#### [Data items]
================================

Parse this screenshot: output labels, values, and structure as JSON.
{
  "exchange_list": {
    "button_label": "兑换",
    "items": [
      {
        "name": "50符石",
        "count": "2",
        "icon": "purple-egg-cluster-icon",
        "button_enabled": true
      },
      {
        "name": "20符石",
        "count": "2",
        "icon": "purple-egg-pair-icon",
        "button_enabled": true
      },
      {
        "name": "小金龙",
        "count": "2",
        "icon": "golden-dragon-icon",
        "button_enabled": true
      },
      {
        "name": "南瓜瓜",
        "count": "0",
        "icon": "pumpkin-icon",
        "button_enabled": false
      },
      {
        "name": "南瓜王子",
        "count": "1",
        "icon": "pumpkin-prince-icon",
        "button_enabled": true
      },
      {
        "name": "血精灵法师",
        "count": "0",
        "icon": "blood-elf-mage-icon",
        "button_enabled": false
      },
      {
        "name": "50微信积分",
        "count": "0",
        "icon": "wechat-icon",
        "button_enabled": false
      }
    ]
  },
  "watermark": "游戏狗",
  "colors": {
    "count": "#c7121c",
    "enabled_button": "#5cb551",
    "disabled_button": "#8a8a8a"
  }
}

================================

#### [WORK TO DO]
In the records above, find the lines containing "icon" and copy them.

#### [SOLUTION FOR THIS TASK]
        "icon": "purple-egg-cluster-icon",
        "icon": "purple-egg-pair-icon",
        "icon": "golden-dragon-icon",
        "icon": "pumpkin-icon",
        "icon": "pumpkin-prince-icon",
        "icon": "blood-elf-mage-icon",
        "icon": "wechat-icon",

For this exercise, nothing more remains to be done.